The task: Copy every record below exactly as written, but leave out the pictures.

---------------

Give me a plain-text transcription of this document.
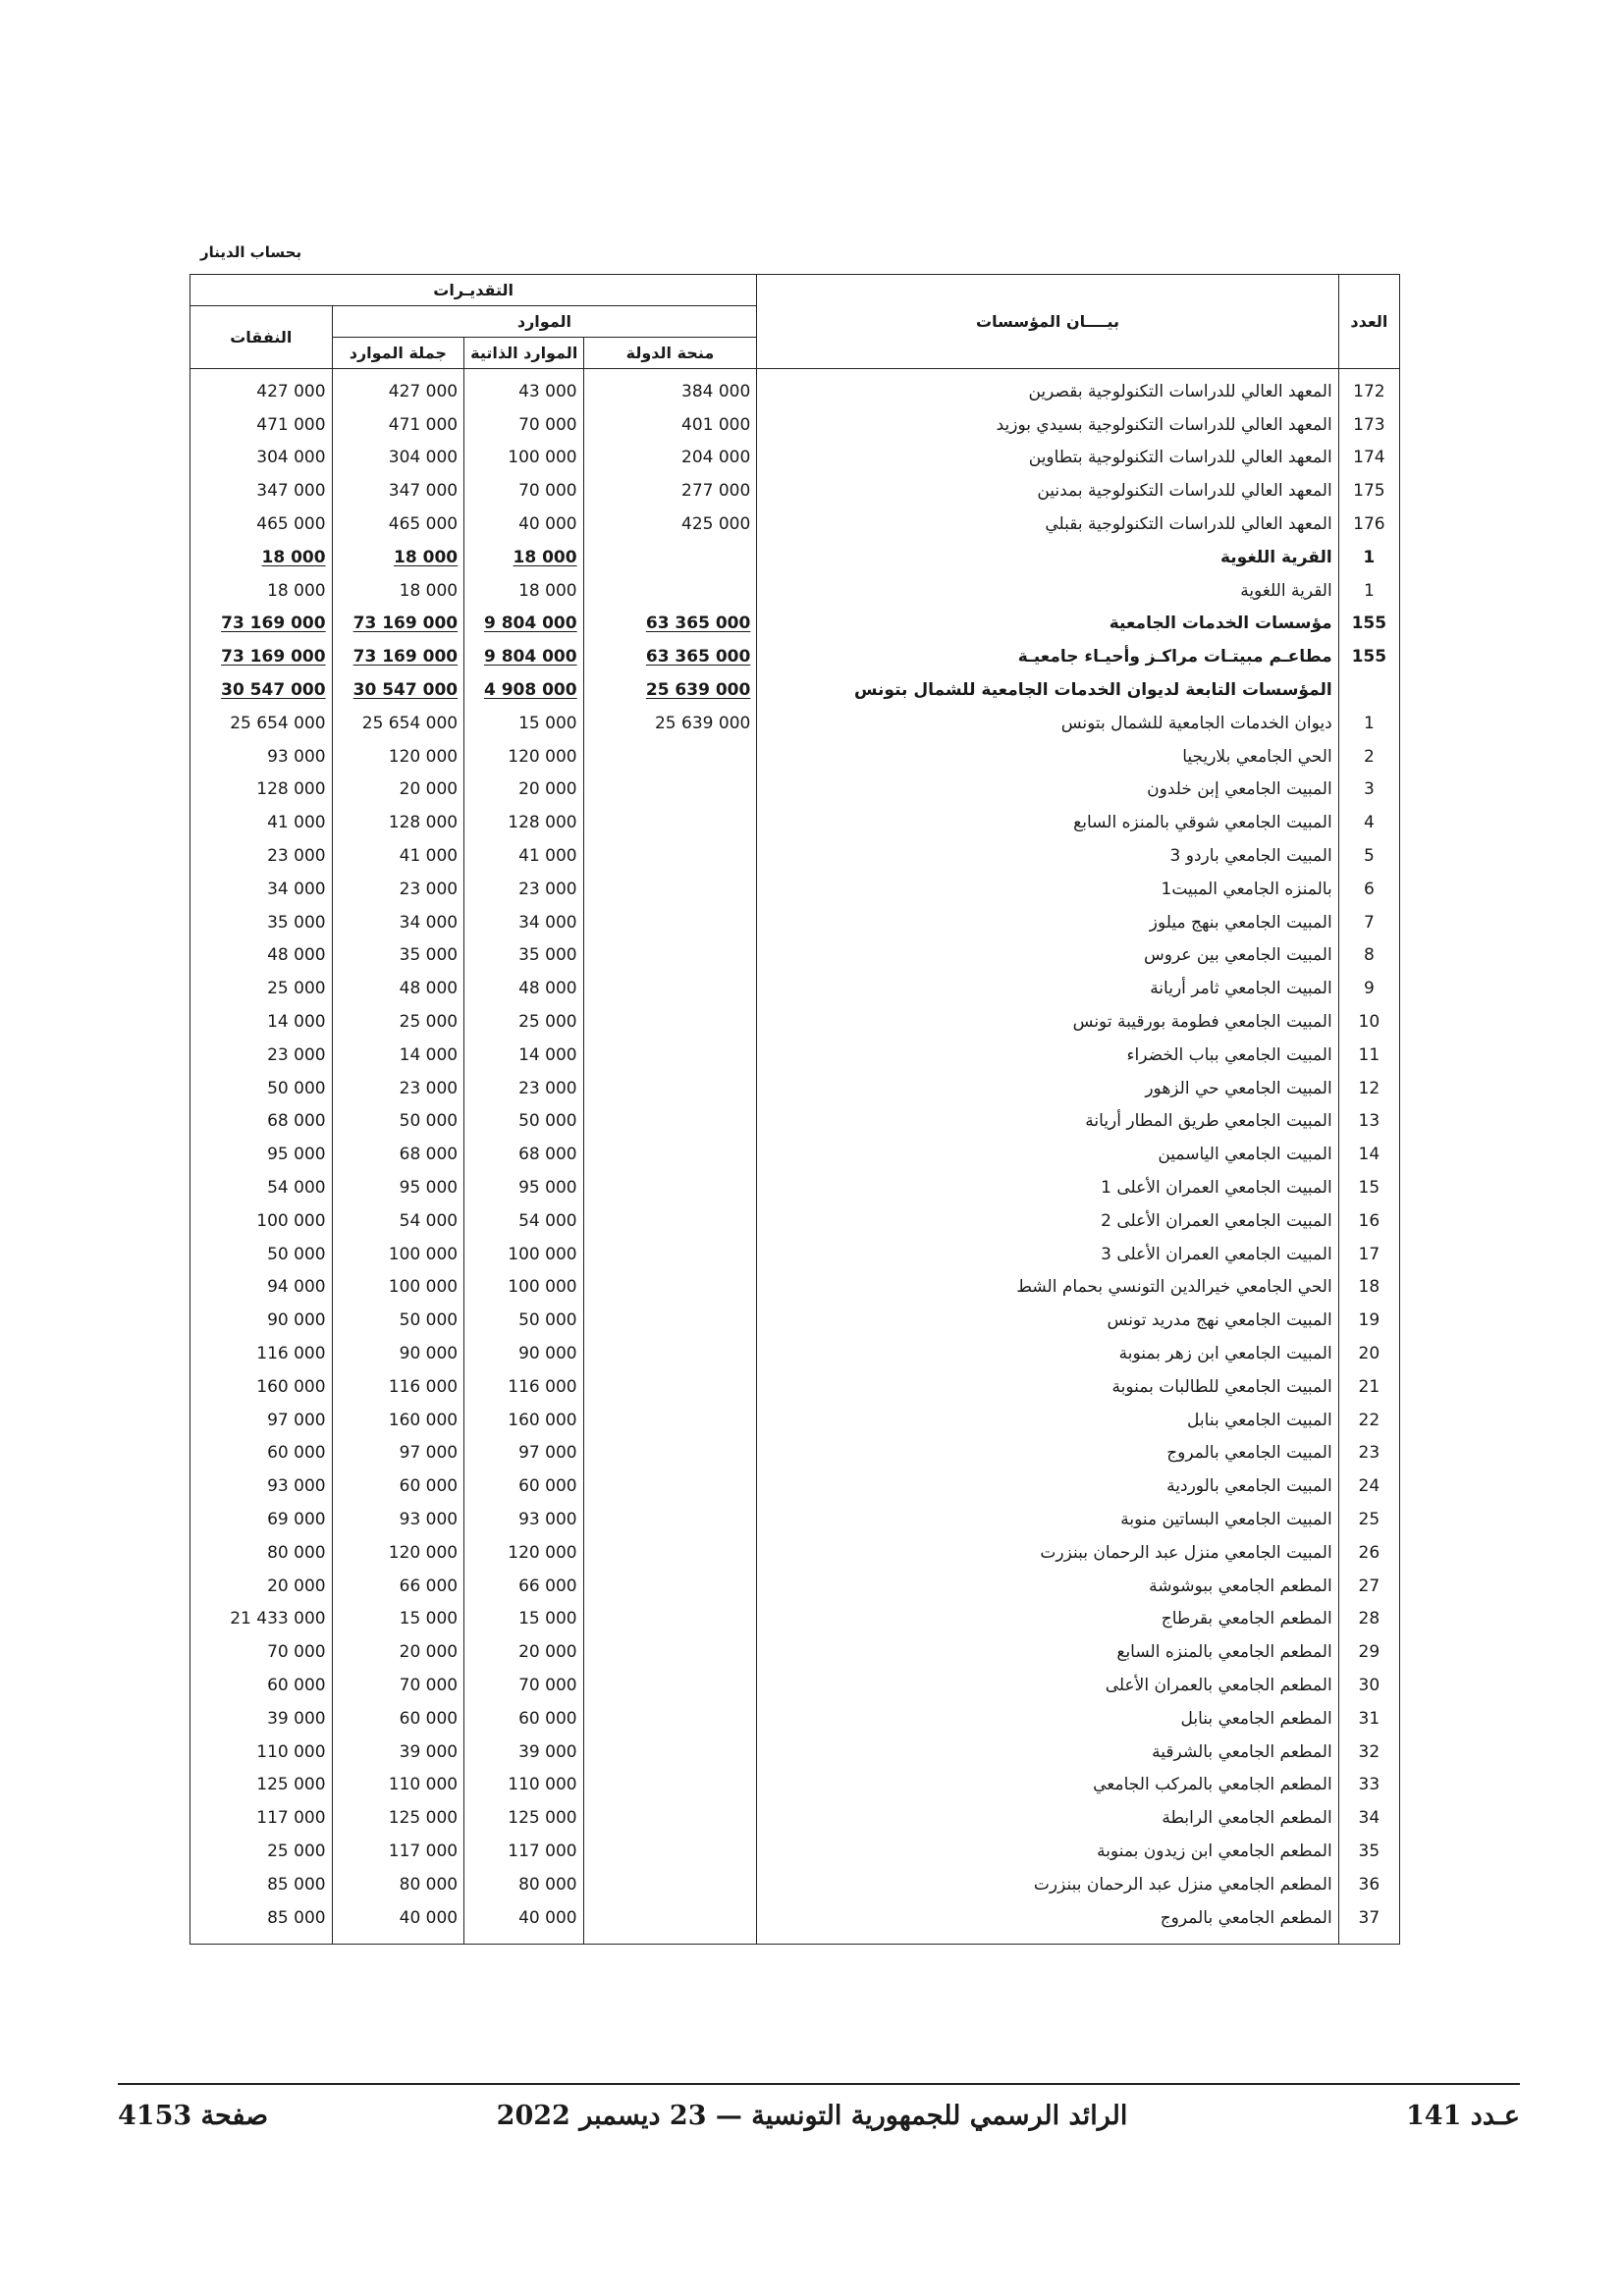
بحساب الدينار
التقديـرات				بيــــان المؤسسات	العدد
النفقات	الموارد				
	جملة الموارد	الموارد الذاتية	منحة الدولة		
427 000	427 000	43 000	384 000	المعهد العالي للدراسات التكنولوجية بقصرين	172
471 000	471 000	70 000	401 000	المعهد العالي للدراسات التكنولوجية بسيدي بوزيد	173
304 000	304 000	100 000	204 000	المعهد العالي للدراسات التكنولوجية بتطاوين	174
347 000	347 000	70 000	277 000	المعهد العالي للدراسات التكنولوجية بمدنين	175
465 000	465 000	40 000	425 000	المعهد العالي للدراسات التكنولوجية بقبلي	176
18 000	18 000	18 000		القرية اللغوية	1
18 000	18 000	18 000		القرية اللغوية	1
73 169 000	73 169 000	9 804 000	63 365 000	مؤسسات الخدمات الجامعية	155
73 169 000	73 169 000	9 804 000	63 365 000	مطاعـم مبيتـات مراكـز وأحيـاء جامعيـة	155
30 547 000	30 547 000	4 908 000	25 639 000	المؤسسات التابعة لديوان الخدمات الجامعية للشمال بتونس	
25 654 000	25 654 000	15 000	25 639 000	ديوان الخدمات الجامعية للشمال بتونس	1
93 000	120 000	120 000		الحي الجامعي بلاريجيا	2
128 000	20 000	20 000		المبيت الجامعي إبن خلدون	3
41 000	128 000	128 000		المبيت الجامعي شوقي بالمنزه السابع	4
23 000	41 000	41 000		المبيت الجامعي باردو 3	5
34 000	23 000	23 000		بالمنزه الجامعي المبيت1	6
35 000	34 000	34 000		المبيت الجامعي بنهج ميلوز	7
48 000	35 000	35 000		المبيت الجامعي بين عروس	8
25 000	48 000	48 000		المبيت الجامعي ثامر أريانة	9
14 000	25 000	25 000		المبيت الجامعي فطومة بورقيبة تونس	10
23 000	14 000	14 000		المبيت الجامعي بباب الخضراء	11
50 000	23 000	23 000		المبيت الجامعي حي الزهور	12
68 000	50 000	50 000		المبيت الجامعي طريق المطار أريانة	13
95 000	68 000	68 000		المبيت الجامعي الياسمين	14
54 000	95 000	95 000		المبيت الجامعي العمران الأعلى 1	15
100 000	54 000	54 000		المبيت الجامعي العمران الأعلى 2	16
50 000	100 000	100 000		المبيت الجامعي العمران الأعلى 3	17
94 000	100 000	100 000		الحي الجامعي خيرالدين التونسي بحمام الشط	18
90 000	50 000	50 000		المبيت الجامعي نهج مدريد تونس	19
116 000	90 000	90 000		المبيت الجامعي ابن زهر بمنوبة	20
160 000	116 000	116 000		المبيت الجامعي للطالبات بمنوبة	21
97 000	160 000	160 000		المبيت الجامعي بنابل	22
60 000	97 000	97 000		المبيت الجامعي بالمروج	23
93 000	60 000	60 000		المبيت الجامعي بالوردية	24
69 000	93 000	93 000		المبيت الجامعي البساتين منوبة	25
80 000	120 000	120 000		المبيت الجامعي منزل عبد الرحمان ببنزرت	26
20 000	66 000	66 000		المطعم الجامعي ببوشوشة	27
21 433 000	15 000	15 000		المطعم الجامعي بقرطاج	28
70 000	20 000	20 000		المطعم الجامعي بالمنزه السابع	29
60 000	70 000	70 000		المطعم الجامعي بالعمران الأعلى	30
39 000	60 000	60 000		المطعم الجامعي بنابل	31
110 000	39 000	39 000		المطعم الجامعي بالشرقية	32
125 000	110 000	110 000		المطعم الجامعي بالمركب الجامعي	33
117 000	125 000	125 000		المطعم الجامعي الرابطة	34
25 000	117 000	117 000		المطعم الجامعي ابن زيدون بمنوبة	35
85 000	80 000	80 000		المطعم الجامعي منزل عبد الرحمان ببنزرت	36
85 000	40 000	40 000		المطعم الجامعي بالمروج	37
صفحة 4153	الرائد الرسمي للجمهورية التونسية — 23 ديسمبر 2022	عـدد 141
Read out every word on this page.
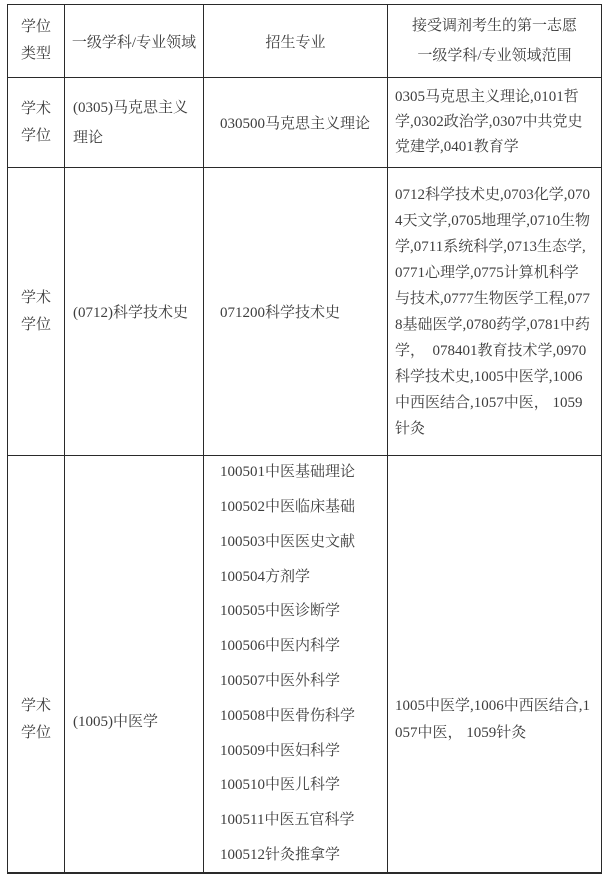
学位类型
一级学科/专业领域	招生专业
接受调剂考生的第一志愿
一级学科/专业领域范围
学术学位
(0305)马克思主义理论
030500马克思主义理论
0305马克思主义理论,0101哲学,0302政治学,0307中共党史党建学,0401教育学
学术学位
(0712)科学技术史 071200科学技术史
0712科学技术史,0703化学,0704天文学,0705地理学,0710生物学,0711系统科学,0713生态学,0771心理学,0775计算机科学与技术,0777生物医学工程,0778基础医学,0780药学,0781中药学，  078401教育技术学,0970科学技术史,1005中医学,1006中西医结合,1057中医， 1059针灸
学术学位
(1005)中医学
100501中医基础理论
100502中医临床基础
100503中医医史文献
100504方剂学
100505中医诊断学
100506中医内科学
100507中医外科学
100508中医骨伤科学
100509中医妇科学
100510中医儿科学
100511中医五官科学
100512针灸推拿学
1005中医学,1006中西医结合,1057中医， 1059针灸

---------------

Solution to this exercise:
Give me a plain-text transcription of this document.
بحساب الدينار
التقديـرات				بيــــان المؤسسات	العدد
النفقات	الموارد				
	جملة الموارد	الموارد الذاتية	منحة الدولة		
427 000	427 000	43 000	384 000	المعهد العالي للدراسات التكنولوجية بقصرين	172
471 000	471 000	70 000	401 000	المعهد العالي للدراسات التكنولوجية بسيدي بوزيد	173
304 000	304 000	100 000	204 000	المعهد العالي للدراسات التكنولوجية بتطاوين	174
347 000	347 000	70 000	277 000	المعهد العالي للدراسات التكنولوجية بمدنين	175
465 000	465 000	40 000	425 000	المعهد العالي للدراسات التكنولوجية بقبلي	176
18 000	18 000	18 000		القرية اللغوية	1
18 000	18 000	18 000		القرية اللغوية	1
73 169 000	73 169 000	9 804 000	63 365 000	مؤسسات الخدمات الجامعية	155
73 169 000	73 169 000	9 804 000	63 365 000	مطاعـم مبيتـات مراكـز وأحيـاء جامعيـة	155
30 547 000	30 547 000	4 908 000	25 639 000	المؤسسات التابعة لديوان الخدمات الجامعية للشمال بتونس	
25 654 000	25 654 000	15 000	25 639 000	ديوان الخدمات الجامعية للشمال بتونس	1
93 000	120 000	120 000		الحي الجامعي بلاريجيا	2
128 000	20 000	20 000		المبيت الجامعي إبن خلدون	3
41 000	128 000	128 000		المبيت الجامعي شوقي بالمنزه السابع	4
23 000	41 000	41 000		المبيت الجامعي باردو 3	5
34 000	23 000	23 000		بالمنزه الجامعي المبيت1	6
35 000	34 000	34 000		المبيت الجامعي بنهج ميلوز	7
48 000	35 000	35 000		المبيت الجامعي بين عروس	8
25 000	48 000	48 000		المبيت الجامعي ثامر أريانة	9
14 000	25 000	25 000		المبيت الجامعي فطومة بورقيبة تونس	10
23 000	14 000	14 000		المبيت الجامعي بباب الخضراء	11
50 000	23 000	23 000		المبيت الجامعي حي الزهور	12
68 000	50 000	50 000		المبيت الجامعي طريق المطار أريانة	13
95 000	68 000	68 000		المبيت الجامعي الياسمين	14
54 000	95 000	95 000		المبيت الجامعي العمران الأعلى 1	15
100 000	54 000	54 000		المبيت الجامعي العمران الأعلى 2	16
50 000	100 000	100 000		المبيت الجامعي العمران الأعلى 3	17
94 000	100 000	100 000		الحي الجامعي خيرالدين التونسي بحمام الشط	18
90 000	50 000	50 000		المبيت الجامعي نهج مدريد تونس	19
116 000	90 000	90 000		المبيت الجامعي ابن زهر بمنوبة	20
160 000	116 000	116 000		المبيت الجامعي للطالبات بمنوبة	21
97 000	160 000	160 000		المبيت الجامعي بنابل	22
60 000	97 000	97 000		المبيت الجامعي بالمروج	23
93 000	60 000	60 000		المبيت الجامعي بالوردية	24
69 000	93 000	93 000		المبيت الجامعي البساتين منوبة	25
80 000	120 000	120 000		المبيت الجامعي منزل عبد الرحمان ببنزرت	26
20 000	66 000	66 000		المطعم الجامعي ببوشوشة	27
21 433 000	15 000	15 000		المطعم الجامعي بقرطاج	28
70 000	20 000	20 000		المطعم الجامعي بالمنزه السابع	29
60 000	70 000	70 000		المطعم الجامعي بالعمران الأعلى	30
39 000	60 000	60 000		المطعم الجامعي بنابل	31
110 000	39 000	39 000		المطعم الجامعي بالشرقية	32
125 000	110 000	110 000		المطعم الجامعي بالمركب الجامعي	33
117 000	125 000	125 000		المطعم الجامعي الرابطة	34
25 000	117 000	117 000		المطعم الجامعي ابن زيدون بمنوبة	35
85 000	80 000	80 000		المطعم الجامعي منزل عبد الرحمان ببنزرت	36
85 000	40 000	40 000		المطعم الجامعي بالمروج	37
صفحة 4153	الرائد الرسمي للجمهورية التونسية — 23 ديسمبر 2022	عـدد 141
Read out every word on this page.
学位类型
一级学科/专业领域	招生专业
接受调剂考生的第一志愿
一级学科/专业领域范围
学术学位
(0305)马克思主义理论
030500马克思主义理论
0305马克思主义理论,0101哲学,0302政治学,0307中共党史党建学,0401教育学
学术学位
(0712)科学技术史 071200科学技术史
0712科学技术史,0703化学,0704天文学,0705地理学,0710生物学,0711系统科学,0713生态学,0771心理学,0775计算机科学与技术,0777生物医学工程,0778基础医学,0780药学,0781中药学，  078401教育技术学,0970科学技术史,1005中医学,1006中西医结合,1057中医， 1059针灸
学术学位
(1005)中医学
100501中医基础理论
100502中医临床基础
100503中医医史文献
100504方剂学
100505中医诊断学
100506中医内科学
100507中医外科学
100508中医骨伤科学
100509中医妇科学
100510中医儿科学
100511中医五官科学
100512针灸推拿学
1005中医学,1006中西医结合,1057中医， 1059针灸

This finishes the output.